TASK REQUIREMENTS
Wherever the word "watermark" appears in a line, extract that line.

==*==

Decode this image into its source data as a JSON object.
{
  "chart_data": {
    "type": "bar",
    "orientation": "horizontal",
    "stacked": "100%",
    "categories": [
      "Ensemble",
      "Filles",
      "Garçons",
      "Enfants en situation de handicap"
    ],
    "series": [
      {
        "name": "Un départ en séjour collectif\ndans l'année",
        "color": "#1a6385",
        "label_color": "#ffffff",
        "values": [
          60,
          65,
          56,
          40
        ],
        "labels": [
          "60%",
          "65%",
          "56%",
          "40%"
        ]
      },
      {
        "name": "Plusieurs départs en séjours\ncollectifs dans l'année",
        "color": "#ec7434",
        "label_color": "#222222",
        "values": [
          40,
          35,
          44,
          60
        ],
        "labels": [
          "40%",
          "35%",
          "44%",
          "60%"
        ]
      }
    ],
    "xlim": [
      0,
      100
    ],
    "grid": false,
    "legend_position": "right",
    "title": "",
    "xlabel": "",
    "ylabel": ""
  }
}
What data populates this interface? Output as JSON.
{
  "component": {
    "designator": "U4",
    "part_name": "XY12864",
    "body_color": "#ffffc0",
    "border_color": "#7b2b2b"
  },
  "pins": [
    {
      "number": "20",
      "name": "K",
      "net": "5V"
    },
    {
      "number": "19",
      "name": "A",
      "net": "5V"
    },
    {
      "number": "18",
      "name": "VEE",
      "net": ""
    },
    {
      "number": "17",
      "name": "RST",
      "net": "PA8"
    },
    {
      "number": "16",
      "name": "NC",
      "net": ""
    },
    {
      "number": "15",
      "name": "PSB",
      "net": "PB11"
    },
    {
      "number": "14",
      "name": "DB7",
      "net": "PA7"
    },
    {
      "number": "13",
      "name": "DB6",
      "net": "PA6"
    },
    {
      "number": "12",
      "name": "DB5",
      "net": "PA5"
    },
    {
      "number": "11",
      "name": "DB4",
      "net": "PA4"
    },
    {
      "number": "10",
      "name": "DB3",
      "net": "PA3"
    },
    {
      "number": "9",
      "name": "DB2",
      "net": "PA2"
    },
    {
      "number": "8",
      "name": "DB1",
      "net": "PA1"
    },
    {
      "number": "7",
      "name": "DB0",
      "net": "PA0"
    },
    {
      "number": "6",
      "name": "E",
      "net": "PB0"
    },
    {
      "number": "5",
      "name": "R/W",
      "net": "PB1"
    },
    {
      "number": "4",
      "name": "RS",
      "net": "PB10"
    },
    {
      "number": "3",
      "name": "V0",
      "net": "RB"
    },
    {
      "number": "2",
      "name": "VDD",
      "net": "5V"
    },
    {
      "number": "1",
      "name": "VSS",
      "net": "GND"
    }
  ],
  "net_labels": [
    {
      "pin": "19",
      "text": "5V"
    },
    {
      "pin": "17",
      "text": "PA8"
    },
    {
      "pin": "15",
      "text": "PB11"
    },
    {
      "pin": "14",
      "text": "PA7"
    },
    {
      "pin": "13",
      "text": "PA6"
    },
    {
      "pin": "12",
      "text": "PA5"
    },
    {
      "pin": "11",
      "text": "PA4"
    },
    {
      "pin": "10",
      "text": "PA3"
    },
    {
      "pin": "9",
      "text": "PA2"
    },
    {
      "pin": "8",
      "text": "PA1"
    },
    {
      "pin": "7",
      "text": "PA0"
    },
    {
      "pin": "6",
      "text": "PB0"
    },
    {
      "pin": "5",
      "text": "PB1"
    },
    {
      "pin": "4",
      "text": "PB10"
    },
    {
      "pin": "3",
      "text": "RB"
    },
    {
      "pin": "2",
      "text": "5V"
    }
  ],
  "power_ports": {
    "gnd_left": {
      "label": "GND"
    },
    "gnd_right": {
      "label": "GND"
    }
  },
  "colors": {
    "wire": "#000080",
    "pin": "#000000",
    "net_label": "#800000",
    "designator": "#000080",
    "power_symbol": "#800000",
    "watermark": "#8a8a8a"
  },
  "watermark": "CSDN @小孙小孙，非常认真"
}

==*==

EXERCISE ANSWER
    "watermark": "#8a8a8a"
  "watermark": "CSDN @小孙小孙，非常认真"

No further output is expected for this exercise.